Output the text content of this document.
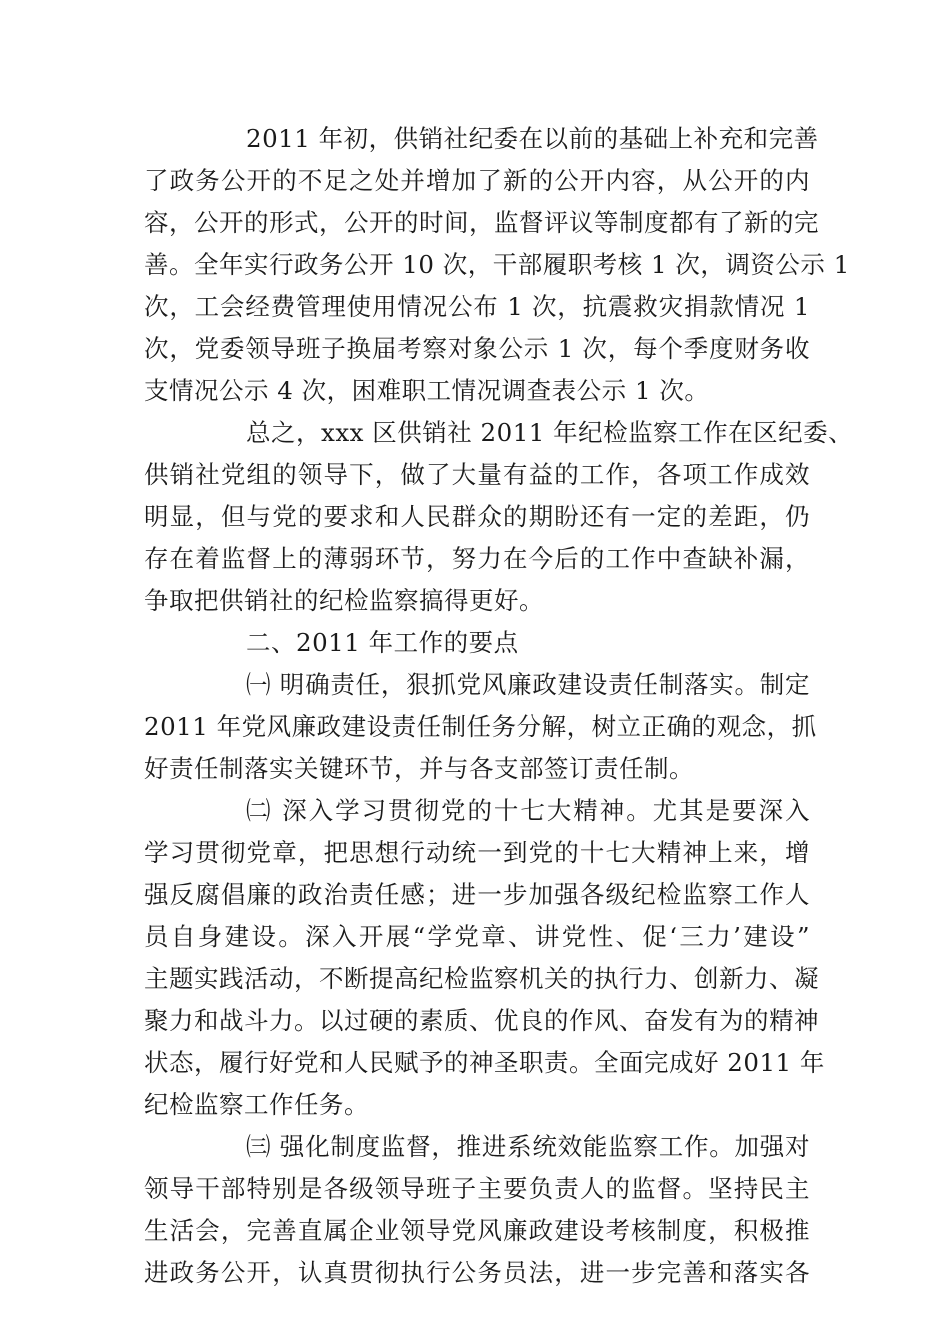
2011 年初，供销社纪委在以前的基础上补充和完善
了政务公开的不足之处并增加了新的公开内容，从公开的内
容，公开的形式，公开的时间，监督评议等制度都有了新的完
善。全年实行政务公开 10 次，干部履职考核 1 次，调资公示 1
次，工会经费管理使用情况公布 1 次，抗震救灾捐款情况 1
次，党委领导班子换届考察对象公示 1 次，每个季度财务收
支情况公示 4 次，困难职工情况调查表公示 1 次。
总之，xxx 区供销社 2011 年纪检监察工作在区纪委、
供销社党组的领导下，做了大量有益的工作，各项工作成效
明显，但与党的要求和人民群众的期盼还有一定的差距，仍
存在着监督上的薄弱环节，努力在今后的工作中查缺补漏，
争取把供销社的纪检监察搞得更好。
二、2011 年工作的要点
㈠ 明确责任，狠抓党风廉政建设责任制落实。制定
2011 年党风廉政建设责任制任务分解，树立正确的观念，抓
好责任制落实关键环节，并与各支部签订责任制。
㈡ 深入学习贯彻党的十七大精神。尤其是要深入
学习贯彻党章，把思想行动统一到党的十七大精神上来，增
强反腐倡廉的政治责任感；进一步加强各级纪检监察工作人
员自身建设。深入开展“学党章、讲党性、促‘三力’建设”
主题实践活动，不断提高纪检监察机关的执行力、创新力、凝
聚力和战斗力。以过硬的素质、优良的作风、奋发有为的精神
状态，履行好党和人民赋予的神圣职责。全面完成好 2011 年
纪检监察工作任务。
㈢ 强化制度监督，推进系统效能监察工作。加强对
领导干部特别是各级领导班子主要负责人的监督。坚持民主
生活会，完善直属企业领导党风廉政建设考核制度，积极推
进政务公开，认真贯彻执行公务员法，进一步完善和落实各
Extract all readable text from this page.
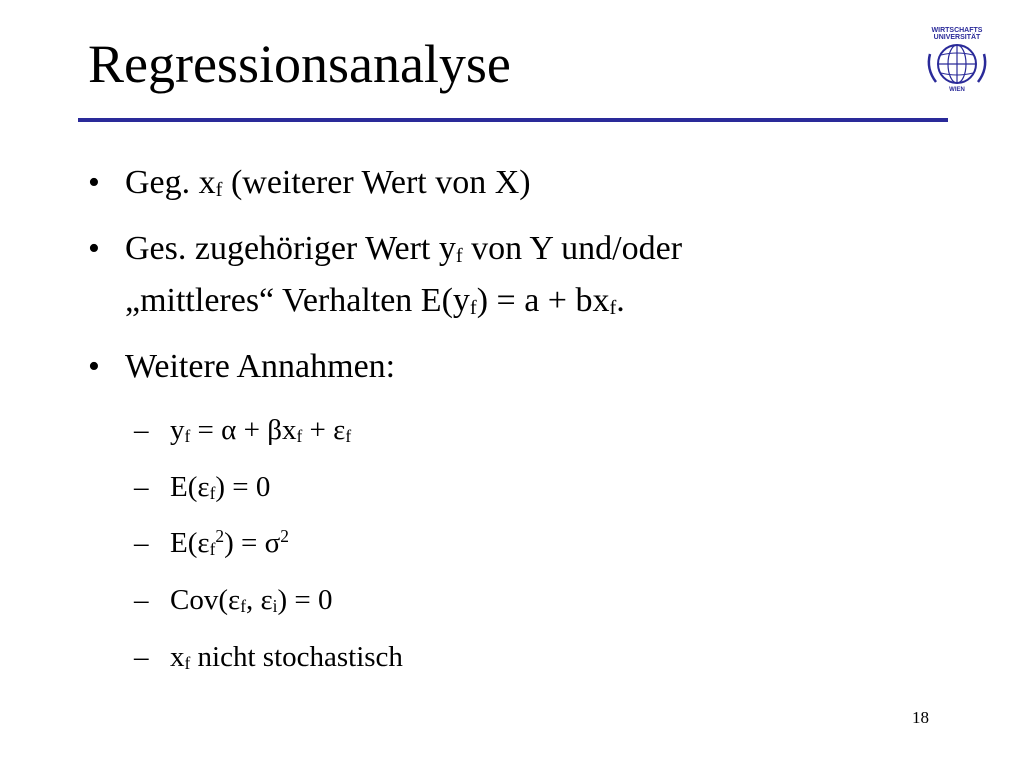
Regressionsanalyse
WIRTSCHAFTS
UNIVERSITÄT
WIEN
• Geg. $x_f$ (weiterer Wert von X)
• Ges. zugehöriger Wert $y_f$ von Y und/oder
„mittleres“ Verhalten $E(y_f) = a + bx_f$.
• Weitere Annahmen:
– $y_f = \alpha + \beta x_f + \varepsilon_f$
– $E(\varepsilon_f) = 0$
– $E(\varepsilon_f^2) = \sigma^2$
– $Cov(\varepsilon_f$, $\varepsilon_i) = 0$
– $x_f$ nicht stochastisch
18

• STATED TASK
Copy out exactly the lines between the line containing "Extract all readable text from this page." and the end of the entries, including both, and leave the pictures behind.

• PROBLEM SOLUTION
Extract all readable text from this page.
Regressionsanalyse
WIRTSCHAFTS
UNIVERSITÄT
WIEN
• Geg. $x_f$ (weiterer Wert von X)
• Ges. zugehöriger Wert $y_f$ von Y und/oder
„mittleres“ Verhalten $E(y_f) = a + bx_f$.
• Weitere Annahmen:
– $y_f = \alpha + \beta x_f + \varepsilon_f$
– $E(\varepsilon_f) = 0$
– $E(\varepsilon_f^2) = \sigma^2$
– $Cov(\varepsilon_f$, $\varepsilon_i) = 0$
– $x_f$ nicht stochastisch
18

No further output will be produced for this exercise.